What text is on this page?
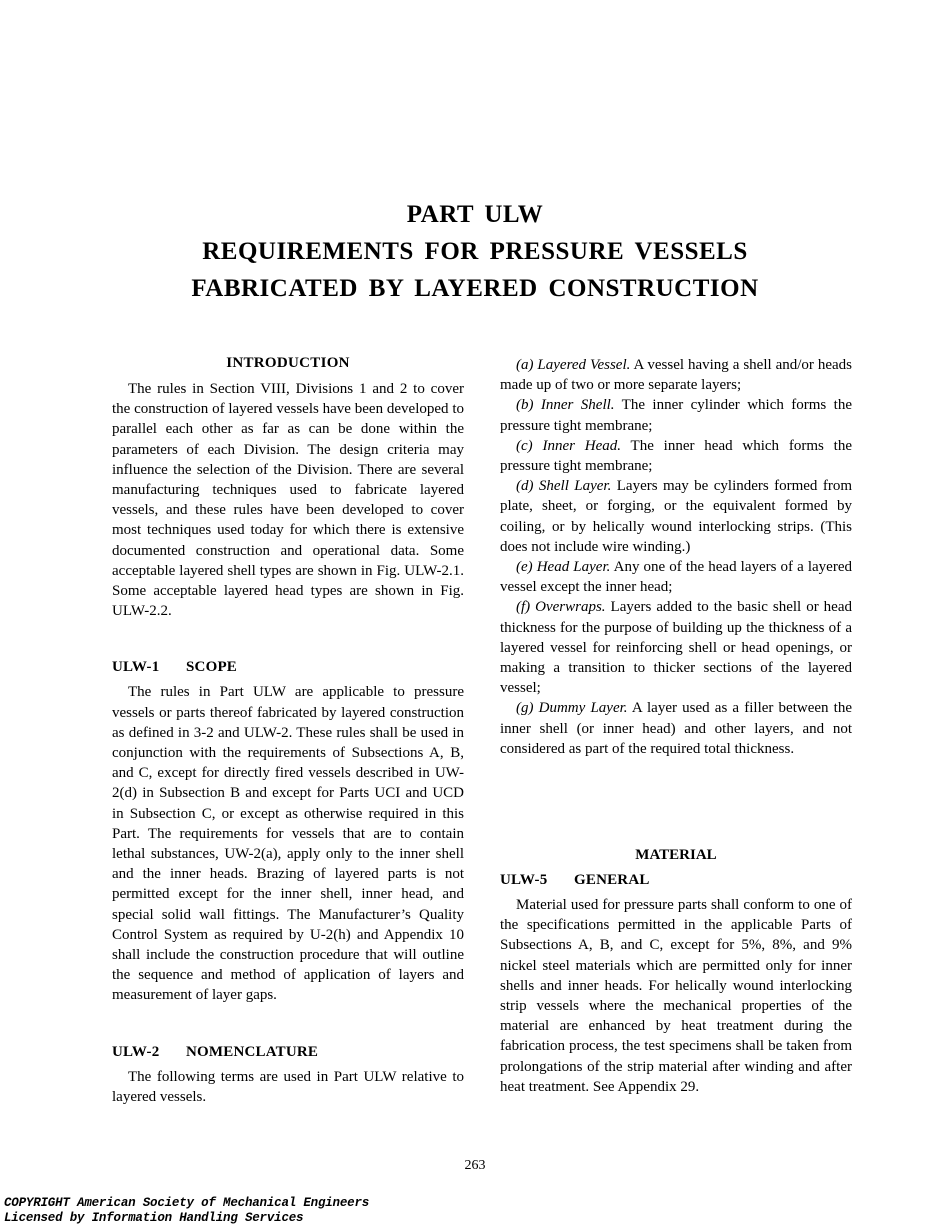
PART ULW
REQUIREMENTS FOR PRESSURE VESSELS
FABRICATED BY LAYERED CONSTRUCTION
INTRODUCTION

The rules in Section VIII, Divisions 1 and 2 to cover the construction of layered vessels have been developed to parallel each other as far as can be done within the parameters of each Division. The design criteria may influence the selection of the Division. There are several manufacturing techniques used to fabricate layered vessels, and these rules have been developed to cover most techniques used today for which there is extensive documented construction and operational data. Some acceptable layered shell types are shown in Fig. ULW-2.1. Some acceptable layered head types are shown in Fig. ULW-2.2.

ULW-1 SCOPE

The rules in Part ULW are applicable to pressure vessels or parts thereof fabricated by layered construction as defined in 3-2 and ULW-2. These rules shall be used in conjunction with the requirements of Subsections A, B, and C, except for directly fired vessels described in UW-2(d) in Subsection B and except for Parts UCI and UCD in Subsection C, or except as otherwise required in this Part. The requirements for vessels that are to contain lethal substances, UW-2(a), apply only to the inner shell and the inner heads. Brazing of layered parts is not permitted except for the inner shell, inner head, and special solid wall fittings. The Manufacturer’s Quality Control System as required by U-2(h) and Appendix 10 shall include the construction procedure that will outline the sequence and method of application of layers and measurement of layer gaps.

ULW-2 NOMENCLATURE

The following terms are used in Part ULW relative to layered vessels.

(a) Layered Vessel. A vessel having a shell and/or heads made up of two or more separate layers;

(b) Inner Shell. The inner cylinder which forms the pressure tight membrane;

(c) Inner Head. The inner head which forms the pressure tight membrane;

(d) Shell Layer. Layers may be cylinders formed from plate, sheet, or forging, or the equivalent formed by coiling, or by helically wound interlocking strips. (This does not include wire winding.)

(e) Head Layer. Any one of the head layers of a layered vessel except the inner head;

(f) Overwraps. Layers added to the basic shell or head thickness for the purpose of building up the thickness of a layered vessel for reinforcing shell or head openings, or making a transition to thicker sections of the layered vessel;

(g) Dummy Layer. A layer used as a filler between the inner shell (or inner head) and other layers, and not considered as part of the required total thickness.

MATERIAL
ULW-5 GENERAL

Material used for pressure parts shall conform to one of the specifications permitted in the applicable Parts of Subsections A, B, and C, except for 5%, 8%, and 9% nickel steel materials which are permitted only for inner shells and inner heads. For helically wound interlocking strip vessels where the mechanical properties of the material are enhanced by heat treatment during the fabrication process, the test specimens shall be taken from prolongations of the strip material after winding and after heat treatment. See Appendix 29.

263
COPYRIGHT American Society of Mechanical Engineers
Licensed by Information Handling Services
═══
Required work:
Repeat the data in full and exactly. Omit pictures.

Output:
What text is on this page?
PART ULW
REQUIREMENTS FOR PRESSURE VESSELS
FABRICATED BY LAYERED CONSTRUCTION
INTRODUCTION

The rules in Section VIII, Divisions 1 and 2 to cover the construction of layered vessels have been developed to parallel each other as far as can be done within the parameters of each Division. The design criteria may influence the selection of the Division. There are several manufacturing techniques used to fabricate layered vessels, and these rules have been developed to cover most techniques used today for which there is extensive documented construction and operational data. Some acceptable layered shell types are shown in Fig. ULW-2.1. Some acceptable layered head types are shown in Fig. ULW-2.2.

ULW-1 SCOPE

The rules in Part ULW are applicable to pressure vessels or parts thereof fabricated by layered construction as defined in 3-2 and ULW-2. These rules shall be used in conjunction with the requirements of Subsections A, B, and C, except for directly fired vessels described in UW-2(d) in Subsection B and except for Parts UCI and UCD in Subsection C, or except as otherwise required in this Part. The requirements for vessels that are to contain lethal substances, UW-2(a), apply only to the inner shell and the inner heads. Brazing of layered parts is not permitted except for the inner shell, inner head, and special solid wall fittings. The Manufacturer’s Quality Control System as required by U-2(h) and Appendix 10 shall include the construction procedure that will outline the sequence and method of application of layers and measurement of layer gaps.

ULW-2 NOMENCLATURE

The following terms are used in Part ULW relative to layered vessels.

(a) Layered Vessel. A vessel having a shell and/or heads made up of two or more separate layers;

(b) Inner Shell. The inner cylinder which forms the pressure tight membrane;

(c) Inner Head. The inner head which forms the pressure tight membrane;

(d) Shell Layer. Layers may be cylinders formed from plate, sheet, or forging, or the equivalent formed by coiling, or by helically wound interlocking strips. (This does not include wire winding.)

(e) Head Layer. Any one of the head layers of a layered vessel except the inner head;

(f) Overwraps. Layers added to the basic shell or head thickness for the purpose of building up the thickness of a layered vessel for reinforcing shell or head openings, or making a transition to thicker sections of the layered vessel;

(g) Dummy Layer. A layer used as a filler between the inner shell (or inner head) and other layers, and not considered as part of the required total thickness.

MATERIAL
ULW-5 GENERAL

Material used for pressure parts shall conform to one of the specifications permitted in the applicable Parts of Subsections A, B, and C, except for 5%, 8%, and 9% nickel steel materials which are permitted only for inner shells and inner heads. For helically wound interlocking strip vessels where the mechanical properties of the material are enhanced by heat treatment during the fabrication process, the test specimens shall be taken from prolongations of the strip material after winding and after heat treatment. See Appendix 29.

263
COPYRIGHT American Society of Mechanical Engineers
Licensed by Information Handling Services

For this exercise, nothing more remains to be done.